## begin

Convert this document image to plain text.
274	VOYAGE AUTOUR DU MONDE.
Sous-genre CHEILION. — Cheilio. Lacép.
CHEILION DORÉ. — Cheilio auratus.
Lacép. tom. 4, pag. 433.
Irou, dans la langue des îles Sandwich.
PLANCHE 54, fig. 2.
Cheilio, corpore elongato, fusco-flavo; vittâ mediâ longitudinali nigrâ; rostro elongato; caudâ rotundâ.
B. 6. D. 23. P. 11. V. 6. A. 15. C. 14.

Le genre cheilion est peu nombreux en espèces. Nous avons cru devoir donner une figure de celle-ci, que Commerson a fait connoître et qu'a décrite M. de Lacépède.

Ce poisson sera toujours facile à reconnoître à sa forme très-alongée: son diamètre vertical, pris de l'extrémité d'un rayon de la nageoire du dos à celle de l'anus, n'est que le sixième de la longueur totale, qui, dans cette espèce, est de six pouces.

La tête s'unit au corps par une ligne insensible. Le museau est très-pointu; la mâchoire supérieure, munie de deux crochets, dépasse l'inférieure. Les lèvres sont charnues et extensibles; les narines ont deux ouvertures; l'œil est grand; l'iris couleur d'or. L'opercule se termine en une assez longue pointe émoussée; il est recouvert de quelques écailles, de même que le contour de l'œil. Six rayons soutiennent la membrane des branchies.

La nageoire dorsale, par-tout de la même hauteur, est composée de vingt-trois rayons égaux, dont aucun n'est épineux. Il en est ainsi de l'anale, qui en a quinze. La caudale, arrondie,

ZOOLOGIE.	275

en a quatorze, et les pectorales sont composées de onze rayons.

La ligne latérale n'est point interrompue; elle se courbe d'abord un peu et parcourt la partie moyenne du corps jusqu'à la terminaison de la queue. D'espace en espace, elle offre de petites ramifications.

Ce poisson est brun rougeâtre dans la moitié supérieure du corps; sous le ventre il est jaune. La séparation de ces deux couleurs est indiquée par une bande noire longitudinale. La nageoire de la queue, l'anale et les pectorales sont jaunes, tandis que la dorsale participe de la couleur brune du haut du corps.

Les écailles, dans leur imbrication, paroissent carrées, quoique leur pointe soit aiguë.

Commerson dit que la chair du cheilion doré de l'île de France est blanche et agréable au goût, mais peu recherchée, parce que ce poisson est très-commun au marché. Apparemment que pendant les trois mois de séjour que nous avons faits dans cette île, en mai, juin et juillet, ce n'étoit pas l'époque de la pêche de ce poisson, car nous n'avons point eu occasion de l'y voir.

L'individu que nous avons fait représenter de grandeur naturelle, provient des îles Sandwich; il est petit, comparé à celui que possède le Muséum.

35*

## end

What is expected => Exactly reproduce all of the entries above.

Exercise result =>
Convert this document image to plain text.
274	VOYAGE AUTOUR DU MONDE.
Sous-genre CHEILION. — Cheilio. Lacép.
CHEILION DORÉ. — Cheilio auratus.
Lacép. tom. 4, pag. 433.
Irou, dans la langue des îles Sandwich.
PLANCHE 54, fig. 2.
Cheilio, corpore elongato, fusco-flavo; vittâ mediâ longitudinali nigrâ; rostro elongato; caudâ rotundâ.
B. 6. D. 23. P. 11. V. 6. A. 15. C. 14.

Le genre cheilion est peu nombreux en espèces. Nous avons cru devoir donner une figure de celle-ci, que Commerson a fait connoître et qu'a décrite M. de Lacépède.

Ce poisson sera toujours facile à reconnoître à sa forme très-alongée: son diamètre vertical, pris de l'extrémité d'un rayon de la nageoire du dos à celle de l'anus, n'est que le sixième de la longueur totale, qui, dans cette espèce, est de six pouces.

La tête s'unit au corps par une ligne insensible. Le museau est très-pointu; la mâchoire supérieure, munie de deux crochets, dépasse l'inférieure. Les lèvres sont charnues et extensibles; les narines ont deux ouvertures; l'œil est grand; l'iris couleur d'or. L'opercule se termine en une assez longue pointe émoussée; il est recouvert de quelques écailles, de même que le contour de l'œil. Six rayons soutiennent la membrane des branchies.

La nageoire dorsale, par-tout de la même hauteur, est composée de vingt-trois rayons égaux, dont aucun n'est épineux. Il en est ainsi de l'anale, qui en a quinze. La caudale, arrondie,

ZOOLOGIE.	275

en a quatorze, et les pectorales sont composées de onze rayons.

La ligne latérale n'est point interrompue; elle se courbe d'abord un peu et parcourt la partie moyenne du corps jusqu'à la terminaison de la queue. D'espace en espace, elle offre de petites ramifications.

Ce poisson est brun rougeâtre dans la moitié supérieure du corps; sous le ventre il est jaune. La séparation de ces deux couleurs est indiquée par une bande noire longitudinale. La nageoire de la queue, l'anale et les pectorales sont jaunes, tandis que la dorsale participe de la couleur brune du haut du corps.

Les écailles, dans leur imbrication, paroissent carrées, quoique leur pointe soit aiguë.

Commerson dit que la chair du cheilion doré de l'île de France est blanche et agréable au goût, mais peu recherchée, parce que ce poisson est très-commun au marché. Apparemment que pendant les trois mois de séjour que nous avons faits dans cette île, en mai, juin et juillet, ce n'étoit pas l'époque de la pêche de ce poisson, car nous n'avons point eu occasion de l'y voir.

L'individu que nous avons fait représenter de grandeur naturelle, provient des îles Sandwich; il est petit, comparé à celui que possède le Muséum.

35*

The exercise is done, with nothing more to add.